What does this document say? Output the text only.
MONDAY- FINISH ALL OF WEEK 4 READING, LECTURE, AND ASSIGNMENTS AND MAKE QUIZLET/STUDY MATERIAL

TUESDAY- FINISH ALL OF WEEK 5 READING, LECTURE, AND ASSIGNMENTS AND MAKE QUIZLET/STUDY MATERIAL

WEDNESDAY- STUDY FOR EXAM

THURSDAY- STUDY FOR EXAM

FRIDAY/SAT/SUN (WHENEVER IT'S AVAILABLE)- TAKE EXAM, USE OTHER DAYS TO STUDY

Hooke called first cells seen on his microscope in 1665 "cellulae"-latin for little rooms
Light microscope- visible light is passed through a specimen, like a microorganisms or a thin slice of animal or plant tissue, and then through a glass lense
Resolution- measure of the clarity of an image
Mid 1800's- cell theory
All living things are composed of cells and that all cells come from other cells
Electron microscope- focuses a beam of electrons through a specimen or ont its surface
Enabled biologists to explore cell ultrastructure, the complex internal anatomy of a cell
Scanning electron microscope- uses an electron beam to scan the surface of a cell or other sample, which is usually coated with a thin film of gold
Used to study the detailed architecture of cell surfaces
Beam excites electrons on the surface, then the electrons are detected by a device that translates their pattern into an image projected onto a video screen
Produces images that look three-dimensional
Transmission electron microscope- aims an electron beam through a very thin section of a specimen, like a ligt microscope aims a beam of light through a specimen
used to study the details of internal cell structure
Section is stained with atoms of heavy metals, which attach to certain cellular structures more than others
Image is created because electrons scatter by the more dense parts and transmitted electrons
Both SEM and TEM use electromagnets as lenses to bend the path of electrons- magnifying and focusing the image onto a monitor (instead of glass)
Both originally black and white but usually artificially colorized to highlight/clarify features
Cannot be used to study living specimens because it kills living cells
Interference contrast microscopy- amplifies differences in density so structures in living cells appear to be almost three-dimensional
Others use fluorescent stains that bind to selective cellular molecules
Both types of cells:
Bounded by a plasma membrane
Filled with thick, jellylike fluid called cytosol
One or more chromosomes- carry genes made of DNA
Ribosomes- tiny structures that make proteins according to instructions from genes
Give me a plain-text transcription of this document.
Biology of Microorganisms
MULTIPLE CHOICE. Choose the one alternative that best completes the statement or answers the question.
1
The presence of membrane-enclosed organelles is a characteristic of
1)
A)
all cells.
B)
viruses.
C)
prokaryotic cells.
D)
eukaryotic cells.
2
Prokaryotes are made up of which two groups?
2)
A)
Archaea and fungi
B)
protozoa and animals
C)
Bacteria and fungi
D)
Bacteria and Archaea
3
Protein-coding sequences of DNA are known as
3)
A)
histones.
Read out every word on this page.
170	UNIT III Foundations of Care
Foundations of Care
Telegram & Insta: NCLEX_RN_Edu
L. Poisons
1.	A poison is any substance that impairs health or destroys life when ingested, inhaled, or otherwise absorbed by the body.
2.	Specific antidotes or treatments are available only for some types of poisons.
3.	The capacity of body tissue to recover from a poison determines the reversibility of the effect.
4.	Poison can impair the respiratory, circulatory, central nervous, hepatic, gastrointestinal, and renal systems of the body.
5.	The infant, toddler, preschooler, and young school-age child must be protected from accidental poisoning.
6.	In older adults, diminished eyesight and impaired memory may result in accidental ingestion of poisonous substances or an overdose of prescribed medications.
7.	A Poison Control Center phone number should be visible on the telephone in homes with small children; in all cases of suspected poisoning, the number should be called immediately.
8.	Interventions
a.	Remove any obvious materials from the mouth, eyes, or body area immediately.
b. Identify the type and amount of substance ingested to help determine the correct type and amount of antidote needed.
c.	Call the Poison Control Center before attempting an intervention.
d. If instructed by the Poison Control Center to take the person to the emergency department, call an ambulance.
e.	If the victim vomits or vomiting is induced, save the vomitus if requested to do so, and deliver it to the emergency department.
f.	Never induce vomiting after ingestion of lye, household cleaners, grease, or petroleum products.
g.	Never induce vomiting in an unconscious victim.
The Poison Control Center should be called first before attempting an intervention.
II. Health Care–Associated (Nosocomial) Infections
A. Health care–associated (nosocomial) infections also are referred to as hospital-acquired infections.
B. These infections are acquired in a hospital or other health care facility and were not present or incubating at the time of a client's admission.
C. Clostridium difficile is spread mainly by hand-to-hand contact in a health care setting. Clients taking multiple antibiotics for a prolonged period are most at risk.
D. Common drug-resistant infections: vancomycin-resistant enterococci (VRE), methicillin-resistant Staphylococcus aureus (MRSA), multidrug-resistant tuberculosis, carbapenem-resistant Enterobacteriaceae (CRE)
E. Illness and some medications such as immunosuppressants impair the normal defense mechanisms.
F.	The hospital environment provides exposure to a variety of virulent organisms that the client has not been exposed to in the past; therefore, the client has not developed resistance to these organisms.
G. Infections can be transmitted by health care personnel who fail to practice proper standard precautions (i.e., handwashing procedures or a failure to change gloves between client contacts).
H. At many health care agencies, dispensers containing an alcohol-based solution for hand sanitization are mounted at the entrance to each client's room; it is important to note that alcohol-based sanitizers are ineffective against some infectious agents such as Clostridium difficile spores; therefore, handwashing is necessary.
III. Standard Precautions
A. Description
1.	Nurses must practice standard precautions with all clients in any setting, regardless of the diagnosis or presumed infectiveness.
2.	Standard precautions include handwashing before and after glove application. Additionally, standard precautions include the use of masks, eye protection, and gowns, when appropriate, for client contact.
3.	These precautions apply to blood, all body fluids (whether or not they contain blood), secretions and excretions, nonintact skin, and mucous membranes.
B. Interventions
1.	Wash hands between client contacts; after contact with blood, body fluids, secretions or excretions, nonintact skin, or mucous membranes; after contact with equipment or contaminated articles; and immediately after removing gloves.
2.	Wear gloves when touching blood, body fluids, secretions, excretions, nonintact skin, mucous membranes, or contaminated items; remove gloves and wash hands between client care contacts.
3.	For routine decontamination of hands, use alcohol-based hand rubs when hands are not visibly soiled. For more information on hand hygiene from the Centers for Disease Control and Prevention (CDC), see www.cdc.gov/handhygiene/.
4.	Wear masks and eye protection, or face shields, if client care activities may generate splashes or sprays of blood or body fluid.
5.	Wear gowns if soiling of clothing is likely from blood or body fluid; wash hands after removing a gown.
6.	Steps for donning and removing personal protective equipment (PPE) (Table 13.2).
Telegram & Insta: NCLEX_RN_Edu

= = = = = = =

TASK TO CARRY OUT - Every record must appear in the answer exactly as written.

RESULT -
What does this document say? Output the text only.
MONDAY- FINISH ALL OF WEEK 4 READING, LECTURE, AND ASSIGNMENTS AND MAKE QUIZLET/STUDY MATERIAL

TUESDAY- FINISH ALL OF WEEK 5 READING, LECTURE, AND ASSIGNMENTS AND MAKE QUIZLET/STUDY MATERIAL

WEDNESDAY- STUDY FOR EXAM

THURSDAY- STUDY FOR EXAM

FRIDAY/SAT/SUN (WHENEVER IT'S AVAILABLE)- TAKE EXAM, USE OTHER DAYS TO STUDY

Hooke called first cells seen on his microscope in 1665 "cellulae"-latin for little rooms
Light microscope- visible light is passed through a specimen, like a microorganisms or a thin slice of animal or plant tissue, and then through a glass lense
Resolution- measure of the clarity of an image
Mid 1800's- cell theory
All living things are composed of cells and that all cells come from other cells
Electron microscope- focuses a beam of electrons through a specimen or ont its surface
Enabled biologists to explore cell ultrastructure, the complex internal anatomy of a cell
Scanning electron microscope- uses an electron beam to scan the surface of a cell or other sample, which is usually coated with a thin film of gold
Used to study the detailed architecture of cell surfaces
Beam excites electrons on the surface, then the electrons are detected by a device that translates their pattern into an image projected onto a video screen
Produces images that look three-dimensional
Transmission electron microscope- aims an electron beam through a very thin section of a specimen, like a ligt microscope aims a beam of light through a specimen
used to study the details of internal cell structure
Section is stained with atoms of heavy metals, which attach to certain cellular structures more than others
Image is created because electrons scatter by the more dense parts and transmitted electrons
Both SEM and TEM use electromagnets as lenses to bend the path of electrons- magnifying and focusing the image onto a monitor (instead of glass)
Both originally black and white but usually artificially colorized to highlight/clarify features
Cannot be used to study living specimens because it kills living cells
Interference contrast microscopy- amplifies differences in density so structures in living cells appear to be almost three-dimensional
Others use fluorescent stains that bind to selective cellular molecules
Both types of cells:
Bounded by a plasma membrane
Filled with thick, jellylike fluid called cytosol
One or more chromosomes- carry genes made of DNA
Ribosomes- tiny structures that make proteins according to instructions from genes
Give me a plain-text transcription of this document.
Biology of Microorganisms
MULTIPLE CHOICE. Choose the one alternative that best completes the statement or answers the question.
1
The presence of membrane-enclosed organelles is a characteristic of
1)
A)
all cells.
B)
viruses.
C)
prokaryotic cells.
D)
eukaryotic cells.
2
Prokaryotes are made up of which two groups?
2)
A)
Archaea and fungi
B)
protozoa and animals
C)
Bacteria and fungi
D)
Bacteria and Archaea
3
Protein-coding sequences of DNA are known as
3)
A)
histones.
Read out every word on this page.
170	UNIT III Foundations of Care
Foundations of Care
Telegram & Insta: NCLEX_RN_Edu
L. Poisons
1.	A poison is any substance that impairs health or destroys life when ingested, inhaled, or otherwise absorbed by the body.
2.	Specific antidotes or treatments are available only for some types of poisons.
3.	The capacity of body tissue to recover from a poison determines the reversibility of the effect.
4.	Poison can impair the respiratory, circulatory, central nervous, hepatic, gastrointestinal, and renal systems of the body.
5.	The infant, toddler, preschooler, and young school-age child must be protected from accidental poisoning.
6.	In older adults, diminished eyesight and impaired memory may result in accidental ingestion of poisonous substances or an overdose of prescribed medications.
7.	A Poison Control Center phone number should be visible on the telephone in homes with small children; in all cases of suspected poisoning, the number should be called immediately.
8.	Interventions
a.	Remove any obvious materials from the mouth, eyes, or body area immediately.
b. Identify the type and amount of substance ingested to help determine the correct type and amount of antidote needed.
c.	Call the Poison Control Center before attempting an intervention.
d. If instructed by the Poison Control Center to take the person to the emergency department, call an ambulance.
e.	If the victim vomits or vomiting is induced, save the vomitus if requested to do so, and deliver it to the emergency department.
f.	Never induce vomiting after ingestion of lye, household cleaners, grease, or petroleum products.
g.	Never induce vomiting in an unconscious victim.
The Poison Control Center should be called first before attempting an intervention.
II. Health Care–Associated (Nosocomial) Infections
A. Health care–associated (nosocomial) infections also are referred to as hospital-acquired infections.
B. These infections are acquired in a hospital or other health care facility and were not present or incubating at the time of a client's admission.
C. Clostridium difficile is spread mainly by hand-to-hand contact in a health care setting. Clients taking multiple antibiotics for a prolonged period are most at risk.
D. Common drug-resistant infections: vancomycin-resistant enterococci (VRE), methicillin-resistant Staphylococcus aureus (MRSA), multidrug-resistant tuberculosis, carbapenem-resistant Enterobacteriaceae (CRE)
E. Illness and some medications such as immunosuppressants impair the normal defense mechanisms.
F.	The hospital environment provides exposure to a variety of virulent organisms that the client has not been exposed to in the past; therefore, the client has not developed resistance to these organisms.
G. Infections can be transmitted by health care personnel who fail to practice proper standard precautions (i.e., handwashing procedures or a failure to change gloves between client contacts).
H. At many health care agencies, dispensers containing an alcohol-based solution for hand sanitization are mounted at the entrance to each client's room; it is important to note that alcohol-based sanitizers are ineffective against some infectious agents such as Clostridium difficile spores; therefore, handwashing is necessary.
III. Standard Precautions
A. Description
1.	Nurses must practice standard precautions with all clients in any setting, regardless of the diagnosis or presumed infectiveness.
2.	Standard precautions include handwashing before and after glove application. Additionally, standard precautions include the use of masks, eye protection, and gowns, when appropriate, for client contact.
3.	These precautions apply to blood, all body fluids (whether or not they contain blood), secretions and excretions, nonintact skin, and mucous membranes.
B. Interventions
1.	Wash hands between client contacts; after contact with blood, body fluids, secretions or excretions, nonintact skin, or mucous membranes; after contact with equipment or contaminated articles; and immediately after removing gloves.
2.	Wear gloves when touching blood, body fluids, secretions, excretions, nonintact skin, mucous membranes, or contaminated items; remove gloves and wash hands between client care contacts.
3.	For routine decontamination of hands, use alcohol-based hand rubs when hands are not visibly soiled. For more information on hand hygiene from the Centers for Disease Control and Prevention (CDC), see www.cdc.gov/handhygiene/.
4.	Wear masks and eye protection, or face shields, if client care activities may generate splashes or sprays of blood or body fluid.
5.	Wear gowns if soiling of clothing is likely from blood or body fluid; wash hands after removing a gown.
6.	Steps for donning and removing personal protective equipment (PPE) (Table 13.2).
Telegram & Insta: NCLEX_RN_Edu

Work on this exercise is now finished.